* **GIVEN TASK**: Write out the listing in full, matching it word for word.

* **DATA LISTING**:
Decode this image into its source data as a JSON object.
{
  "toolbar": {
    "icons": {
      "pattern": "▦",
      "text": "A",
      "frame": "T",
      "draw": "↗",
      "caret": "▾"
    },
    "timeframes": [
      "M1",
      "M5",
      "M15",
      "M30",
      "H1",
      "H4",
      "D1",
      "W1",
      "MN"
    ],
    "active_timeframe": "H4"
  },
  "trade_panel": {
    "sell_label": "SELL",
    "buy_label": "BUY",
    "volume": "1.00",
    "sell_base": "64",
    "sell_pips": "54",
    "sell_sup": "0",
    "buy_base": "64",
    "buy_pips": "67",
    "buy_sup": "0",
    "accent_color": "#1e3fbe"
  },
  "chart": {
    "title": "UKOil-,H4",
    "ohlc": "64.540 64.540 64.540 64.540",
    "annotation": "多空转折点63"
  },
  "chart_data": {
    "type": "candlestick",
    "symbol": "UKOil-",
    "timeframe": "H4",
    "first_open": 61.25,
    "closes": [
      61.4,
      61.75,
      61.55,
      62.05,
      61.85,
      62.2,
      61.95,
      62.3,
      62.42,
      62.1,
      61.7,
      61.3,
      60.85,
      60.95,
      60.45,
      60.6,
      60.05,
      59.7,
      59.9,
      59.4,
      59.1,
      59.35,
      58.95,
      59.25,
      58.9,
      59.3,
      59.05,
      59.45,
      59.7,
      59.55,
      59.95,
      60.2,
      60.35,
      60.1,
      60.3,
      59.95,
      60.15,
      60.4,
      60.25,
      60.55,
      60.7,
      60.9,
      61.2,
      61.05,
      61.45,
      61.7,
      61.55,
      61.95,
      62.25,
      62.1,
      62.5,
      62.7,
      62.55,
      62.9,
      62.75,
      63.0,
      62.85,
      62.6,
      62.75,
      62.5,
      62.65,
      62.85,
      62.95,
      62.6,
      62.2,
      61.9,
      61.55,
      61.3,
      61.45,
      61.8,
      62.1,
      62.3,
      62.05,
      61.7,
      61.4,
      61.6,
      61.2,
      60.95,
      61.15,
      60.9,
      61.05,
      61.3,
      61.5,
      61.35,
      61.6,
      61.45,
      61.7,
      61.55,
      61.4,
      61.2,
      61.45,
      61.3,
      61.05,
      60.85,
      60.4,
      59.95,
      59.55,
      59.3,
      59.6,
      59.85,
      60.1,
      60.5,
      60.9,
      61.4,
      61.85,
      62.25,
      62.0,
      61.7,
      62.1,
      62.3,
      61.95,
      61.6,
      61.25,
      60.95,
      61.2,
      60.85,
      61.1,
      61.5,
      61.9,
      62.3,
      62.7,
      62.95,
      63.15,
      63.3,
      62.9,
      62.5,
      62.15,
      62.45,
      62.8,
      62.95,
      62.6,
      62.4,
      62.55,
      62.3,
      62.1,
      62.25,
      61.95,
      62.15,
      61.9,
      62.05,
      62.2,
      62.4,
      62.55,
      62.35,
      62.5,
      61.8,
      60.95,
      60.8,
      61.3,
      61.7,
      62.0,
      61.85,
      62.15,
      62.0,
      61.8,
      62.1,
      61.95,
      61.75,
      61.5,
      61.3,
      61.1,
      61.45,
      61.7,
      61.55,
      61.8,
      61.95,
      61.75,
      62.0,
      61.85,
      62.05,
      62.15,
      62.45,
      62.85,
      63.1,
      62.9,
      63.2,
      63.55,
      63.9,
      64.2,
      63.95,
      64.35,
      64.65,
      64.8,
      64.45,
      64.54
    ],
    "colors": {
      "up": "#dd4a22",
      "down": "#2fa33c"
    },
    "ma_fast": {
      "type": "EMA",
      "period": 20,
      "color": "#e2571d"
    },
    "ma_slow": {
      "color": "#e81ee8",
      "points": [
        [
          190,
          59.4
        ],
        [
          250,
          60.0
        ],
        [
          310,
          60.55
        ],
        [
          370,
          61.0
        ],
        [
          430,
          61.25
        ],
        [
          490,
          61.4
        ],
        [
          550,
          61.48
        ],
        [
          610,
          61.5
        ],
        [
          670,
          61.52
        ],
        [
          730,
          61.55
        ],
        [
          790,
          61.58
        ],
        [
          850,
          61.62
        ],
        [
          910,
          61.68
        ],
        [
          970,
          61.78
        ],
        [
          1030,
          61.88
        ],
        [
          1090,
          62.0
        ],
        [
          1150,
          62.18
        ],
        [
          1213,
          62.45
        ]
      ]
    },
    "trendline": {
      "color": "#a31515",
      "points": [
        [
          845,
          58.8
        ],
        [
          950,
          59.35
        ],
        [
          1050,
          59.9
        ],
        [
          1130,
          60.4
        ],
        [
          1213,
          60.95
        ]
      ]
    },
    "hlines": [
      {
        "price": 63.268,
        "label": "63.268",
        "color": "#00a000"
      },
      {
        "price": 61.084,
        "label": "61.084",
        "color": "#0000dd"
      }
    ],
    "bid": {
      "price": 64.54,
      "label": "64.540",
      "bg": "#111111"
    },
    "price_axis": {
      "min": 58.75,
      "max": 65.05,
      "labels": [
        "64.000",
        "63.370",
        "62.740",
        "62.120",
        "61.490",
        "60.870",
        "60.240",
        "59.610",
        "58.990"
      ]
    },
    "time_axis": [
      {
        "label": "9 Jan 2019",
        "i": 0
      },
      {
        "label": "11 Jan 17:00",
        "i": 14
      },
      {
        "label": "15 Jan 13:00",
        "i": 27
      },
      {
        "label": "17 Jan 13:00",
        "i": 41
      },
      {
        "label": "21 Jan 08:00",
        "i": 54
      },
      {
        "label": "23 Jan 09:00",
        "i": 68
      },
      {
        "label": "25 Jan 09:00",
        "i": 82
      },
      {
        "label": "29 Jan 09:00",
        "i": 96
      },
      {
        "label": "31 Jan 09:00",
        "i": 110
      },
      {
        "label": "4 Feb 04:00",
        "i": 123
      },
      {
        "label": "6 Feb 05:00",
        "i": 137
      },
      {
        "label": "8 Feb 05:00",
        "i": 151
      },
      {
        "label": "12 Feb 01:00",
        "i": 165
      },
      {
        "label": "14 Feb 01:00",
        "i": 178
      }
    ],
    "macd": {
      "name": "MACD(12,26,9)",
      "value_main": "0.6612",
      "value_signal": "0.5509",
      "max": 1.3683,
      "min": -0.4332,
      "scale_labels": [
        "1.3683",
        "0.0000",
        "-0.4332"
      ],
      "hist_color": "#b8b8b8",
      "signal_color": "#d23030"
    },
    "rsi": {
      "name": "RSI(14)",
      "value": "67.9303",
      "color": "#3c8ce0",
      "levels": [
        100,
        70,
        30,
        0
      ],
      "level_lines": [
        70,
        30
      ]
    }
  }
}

* **COMPLETE RESPONSE**:
Decode this image into its source data as a JSON object.
{
  "toolbar": {
    "icons": {
      "pattern": "▦",
      "text": "A",
      "frame": "T",
      "draw": "↗",
      "caret": "▾"
    },
    "timeframes": [
      "M1",
      "M5",
      "M15",
      "M30",
      "H1",
      "H4",
      "D1",
      "W1",
      "MN"
    ],
    "active_timeframe": "H4"
  },
  "trade_panel": {
    "sell_label": "SELL",
    "buy_label": "BUY",
    "volume": "1.00",
    "sell_base": "64",
    "sell_pips": "54",
    "sell_sup": "0",
    "buy_base": "64",
    "buy_pips": "67",
    "buy_sup": "0",
    "accent_color": "#1e3fbe"
  },
  "chart": {
    "title": "UKOil-,H4",
    "ohlc": "64.540 64.540 64.540 64.540",
    "annotation": "多空转折点63"
  },
  "chart_data": {
    "type": "candlestick",
    "symbol": "UKOil-",
    "timeframe": "H4",
    "first_open": 61.25,
    "closes": [
      61.4,
      61.75,
      61.55,
      62.05,
      61.85,
      62.2,
      61.95,
      62.3,
      62.42,
      62.1,
      61.7,
      61.3,
      60.85,
      60.95,
      60.45,
      60.6,
      60.05,
      59.7,
      59.9,
      59.4,
      59.1,
      59.35,
      58.95,
      59.25,
      58.9,
      59.3,
      59.05,
      59.45,
      59.7,
      59.55,
      59.95,
      60.2,
      60.35,
      60.1,
      60.3,
      59.95,
      60.15,
      60.4,
      60.25,
      60.55,
      60.7,
      60.9,
      61.2,
      61.05,
      61.45,
      61.7,
      61.55,
      61.95,
      62.25,
      62.1,
      62.5,
      62.7,
      62.55,
      62.9,
      62.75,
      63.0,
      62.85,
      62.6,
      62.75,
      62.5,
      62.65,
      62.85,
      62.95,
      62.6,
      62.2,
      61.9,
      61.55,
      61.3,
      61.45,
      61.8,
      62.1,
      62.3,
      62.05,
      61.7,
      61.4,
      61.6,
      61.2,
      60.95,
      61.15,
      60.9,
      61.05,
      61.3,
      61.5,
      61.35,
      61.6,
      61.45,
      61.7,
      61.55,
      61.4,
      61.2,
      61.45,
      61.3,
      61.05,
      60.85,
      60.4,
      59.95,
      59.55,
      59.3,
      59.6,
      59.85,
      60.1,
      60.5,
      60.9,
      61.4,
      61.85,
      62.25,
      62.0,
      61.7,
      62.1,
      62.3,
      61.95,
      61.6,
      61.25,
      60.95,
      61.2,
      60.85,
      61.1,
      61.5,
      61.9,
      62.3,
      62.7,
      62.95,
      63.15,
      63.3,
      62.9,
      62.5,
      62.15,
      62.45,
      62.8,
      62.95,
      62.6,
      62.4,
      62.55,
      62.3,
      62.1,
      62.25,
      61.95,
      62.15,
      61.9,
      62.05,
      62.2,
      62.4,
      62.55,
      62.35,
      62.5,
      61.8,
      60.95,
      60.8,
      61.3,
      61.7,
      62.0,
      61.85,
      62.15,
      62.0,
      61.8,
      62.1,
      61.95,
      61.75,
      61.5,
      61.3,
      61.1,
      61.45,
      61.7,
      61.55,
      61.8,
      61.95,
      61.75,
      62.0,
      61.85,
      62.05,
      62.15,
      62.45,
      62.85,
      63.1,
      62.9,
      63.2,
      63.55,
      63.9,
      64.2,
      63.95,
      64.35,
      64.65,
      64.8,
      64.45,
      64.54
    ],
    "colors": {
      "up": "#dd4a22",
      "down": "#2fa33c"
    },
    "ma_fast": {
      "type": "EMA",
      "period": 20,
      "color": "#e2571d"
    },
    "ma_slow": {
      "color": "#e81ee8",
      "points": [
        [
          190,
          59.4
        ],
        [
          250,
          60.0
        ],
        [
          310,
          60.55
        ],
        [
          370,
          61.0
        ],
        [
          430,
          61.25
        ],
        [
          490,
          61.4
        ],
        [
          550,
          61.48
        ],
        [
          610,
          61.5
        ],
        [
          670,
          61.52
        ],
        [
          730,
          61.55
        ],
        [
          790,
          61.58
        ],
        [
          850,
          61.62
        ],
        [
          910,
          61.68
        ],
        [
          970,
          61.78
        ],
        [
          1030,
          61.88
        ],
        [
          1090,
          62.0
        ],
        [
          1150,
          62.18
        ],
        [
          1213,
          62.45
        ]
      ]
    },
    "trendline": {
      "color": "#a31515",
      "points": [
        [
          845,
          58.8
        ],
        [
          950,
          59.35
        ],
        [
          1050,
          59.9
        ],
        [
          1130,
          60.4
        ],
        [
          1213,
          60.95
        ]
      ]
    },
    "hlines": [
      {
        "price": 63.268,
        "label": "63.268",
        "color": "#00a000"
      },
      {
        "price": 61.084,
        "label": "61.084",
        "color": "#0000dd"
      }
    ],
    "bid": {
      "price": 64.54,
      "label": "64.540",
      "bg": "#111111"
    },
    "price_axis": {
      "min": 58.75,
      "max": 65.05,
      "labels": [
        "64.000",
        "63.370",
        "62.740",
        "62.120",
        "61.490",
        "60.870",
        "60.240",
        "59.610",
        "58.990"
      ]
    },
    "time_axis": [
      {
        "label": "9 Jan 2019",
        "i": 0
      },
      {
        "label": "11 Jan 17:00",
        "i": 14
      },
      {
        "label": "15 Jan 13:00",
        "i": 27
      },
      {
        "label": "17 Jan 13:00",
        "i": 41
      },
      {
        "label": "21 Jan 08:00",
        "i": 54
      },
      {
        "label": "23 Jan 09:00",
        "i": 68
      },
      {
        "label": "25 Jan 09:00",
        "i": 82
      },
      {
        "label": "29 Jan 09:00",
        "i": 96
      },
      {
        "label": "31 Jan 09:00",
        "i": 110
      },
      {
        "label": "4 Feb 04:00",
        "i": 123
      },
      {
        "label": "6 Feb 05:00",
        "i": 137
      },
      {
        "label": "8 Feb 05:00",
        "i": 151
      },
      {
        "label": "12 Feb 01:00",
        "i": 165
      },
      {
        "label": "14 Feb 01:00",
        "i": 178
      }
    ],
    "macd": {
      "name": "MACD(12,26,9)",
      "value_main": "0.6612",
      "value_signal": "0.5509",
      "max": 1.3683,
      "min": -0.4332,
      "scale_labels": [
        "1.3683",
        "0.0000",
        "-0.4332"
      ],
      "hist_color": "#b8b8b8",
      "signal_color": "#d23030"
    },
    "rsi": {
      "name": "RSI(14)",
      "value": "67.9303",
      "color": "#3c8ce0",
      "levels": [
        100,
        70,
        30,
        0
      ],
      "level_lines": [
        70,
        30
      ]
    }
  }
}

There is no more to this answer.